TASK STATEMENT: Could you print every record below exactly as it appears?

ENTRIES PROVIDED:
_ _ _ _ _ _ _
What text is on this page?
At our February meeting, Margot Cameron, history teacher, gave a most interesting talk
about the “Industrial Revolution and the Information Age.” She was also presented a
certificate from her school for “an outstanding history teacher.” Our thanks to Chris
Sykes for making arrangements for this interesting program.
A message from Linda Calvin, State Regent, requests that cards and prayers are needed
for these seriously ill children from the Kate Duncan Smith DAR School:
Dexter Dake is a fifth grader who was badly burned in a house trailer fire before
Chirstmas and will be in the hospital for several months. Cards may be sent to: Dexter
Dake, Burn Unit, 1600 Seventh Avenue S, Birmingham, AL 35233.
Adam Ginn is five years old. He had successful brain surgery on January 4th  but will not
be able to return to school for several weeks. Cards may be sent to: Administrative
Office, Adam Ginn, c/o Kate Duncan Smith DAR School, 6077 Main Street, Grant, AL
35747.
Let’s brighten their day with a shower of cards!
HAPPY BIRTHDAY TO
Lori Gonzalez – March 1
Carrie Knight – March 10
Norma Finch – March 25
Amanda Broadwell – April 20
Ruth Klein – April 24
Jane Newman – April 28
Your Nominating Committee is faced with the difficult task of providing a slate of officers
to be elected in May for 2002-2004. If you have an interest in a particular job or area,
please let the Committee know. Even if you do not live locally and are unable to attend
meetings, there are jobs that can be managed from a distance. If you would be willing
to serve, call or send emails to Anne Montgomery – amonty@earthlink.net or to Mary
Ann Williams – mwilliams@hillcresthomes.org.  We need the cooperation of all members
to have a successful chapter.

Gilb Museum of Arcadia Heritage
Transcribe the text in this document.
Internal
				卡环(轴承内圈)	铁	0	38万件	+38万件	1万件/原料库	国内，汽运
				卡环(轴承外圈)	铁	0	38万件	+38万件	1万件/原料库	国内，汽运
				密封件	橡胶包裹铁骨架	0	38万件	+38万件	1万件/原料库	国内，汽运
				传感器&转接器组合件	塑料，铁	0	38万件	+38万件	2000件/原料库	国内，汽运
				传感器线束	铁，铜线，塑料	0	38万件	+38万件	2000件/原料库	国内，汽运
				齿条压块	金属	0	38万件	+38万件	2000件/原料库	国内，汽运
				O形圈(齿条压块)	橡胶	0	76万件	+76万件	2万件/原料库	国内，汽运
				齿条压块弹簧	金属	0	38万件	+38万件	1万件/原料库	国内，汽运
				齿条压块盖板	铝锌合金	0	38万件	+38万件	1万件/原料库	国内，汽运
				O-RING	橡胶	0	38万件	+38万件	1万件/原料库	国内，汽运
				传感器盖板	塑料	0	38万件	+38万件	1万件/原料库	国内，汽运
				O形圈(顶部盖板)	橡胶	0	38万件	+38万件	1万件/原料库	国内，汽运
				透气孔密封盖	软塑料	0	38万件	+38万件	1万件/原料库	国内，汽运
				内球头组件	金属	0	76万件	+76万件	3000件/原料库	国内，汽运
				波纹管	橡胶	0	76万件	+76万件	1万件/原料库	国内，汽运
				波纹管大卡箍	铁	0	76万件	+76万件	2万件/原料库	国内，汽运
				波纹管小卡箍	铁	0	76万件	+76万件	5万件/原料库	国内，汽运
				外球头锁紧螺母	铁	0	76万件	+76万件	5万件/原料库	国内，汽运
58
_ _ _ _ _ _ _
RESPONSE TO THE EXERCISE:
What text is on this page?
At our February meeting, Margot Cameron, history teacher, gave a most interesting talk
about the “Industrial Revolution and the Information Age.” She was also presented a
certificate from her school for “an outstanding history teacher.” Our thanks to Chris
Sykes for making arrangements for this interesting program.
A message from Linda Calvin, State Regent, requests that cards and prayers are needed
for these seriously ill children from the Kate Duncan Smith DAR School:
Dexter Dake is a fifth grader who was badly burned in a house trailer fire before
Chirstmas and will be in the hospital for several months. Cards may be sent to: Dexter
Dake, Burn Unit, 1600 Seventh Avenue S, Birmingham, AL 35233.
Adam Ginn is five years old. He had successful brain surgery on January 4th  but will not
be able to return to school for several weeks. Cards may be sent to: Administrative
Office, Adam Ginn, c/o Kate Duncan Smith DAR School, 6077 Main Street, Grant, AL
35747.
Let’s brighten their day with a shower of cards!
HAPPY BIRTHDAY TO
Lori Gonzalez – March 1
Carrie Knight – March 10
Norma Finch – March 25
Amanda Broadwell – April 20
Ruth Klein – April 24
Jane Newman – April 28
Your Nominating Committee is faced with the difficult task of providing a slate of officers
to be elected in May for 2002-2004. If you have an interest in a particular job or area,
please let the Committee know. Even if you do not live locally and are unable to attend
meetings, there are jobs that can be managed from a distance. If you would be willing
to serve, call or send emails to Anne Montgomery – amonty@earthlink.net or to Mary
Ann Williams – mwilliams@hillcresthomes.org.  We need the cooperation of all members
to have a successful chapter.

Gilb Museum of Arcadia Heritage
Transcribe the text in this document.
Internal
				卡环(轴承内圈)	铁	0	38万件	+38万件	1万件/原料库	国内，汽运
				卡环(轴承外圈)	铁	0	38万件	+38万件	1万件/原料库	国内，汽运
				密封件	橡胶包裹铁骨架	0	38万件	+38万件	1万件/原料库	国内，汽运
				传感器&转接器组合件	塑料，铁	0	38万件	+38万件	2000件/原料库	国内，汽运
				传感器线束	铁，铜线，塑料	0	38万件	+38万件	2000件/原料库	国内，汽运
				齿条压块	金属	0	38万件	+38万件	2000件/原料库	国内，汽运
				O形圈(齿条压块)	橡胶	0	76万件	+76万件	2万件/原料库	国内，汽运
				齿条压块弹簧	金属	0	38万件	+38万件	1万件/原料库	国内，汽运
				齿条压块盖板	铝锌合金	0	38万件	+38万件	1万件/原料库	国内，汽运
				O-RING	橡胶	0	38万件	+38万件	1万件/原料库	国内，汽运
				传感器盖板	塑料	0	38万件	+38万件	1万件/原料库	国内，汽运
				O形圈(顶部盖板)	橡胶	0	38万件	+38万件	1万件/原料库	国内，汽运
				透气孔密封盖	软塑料	0	38万件	+38万件	1万件/原料库	国内，汽运
				内球头组件	金属	0	76万件	+76万件	3000件/原料库	国内，汽运
				波纹管	橡胶	0	76万件	+76万件	1万件/原料库	国内，汽运
				波纹管大卡箍	铁	0	76万件	+76万件	2万件/原料库	国内，汽运
				波纹管小卡箍	铁	0	76万件	+76万件	5万件/原料库	国内，汽运
				外球头锁紧螺母	铁	0	76万件	+76万件	5万件/原料库	国内，汽运
58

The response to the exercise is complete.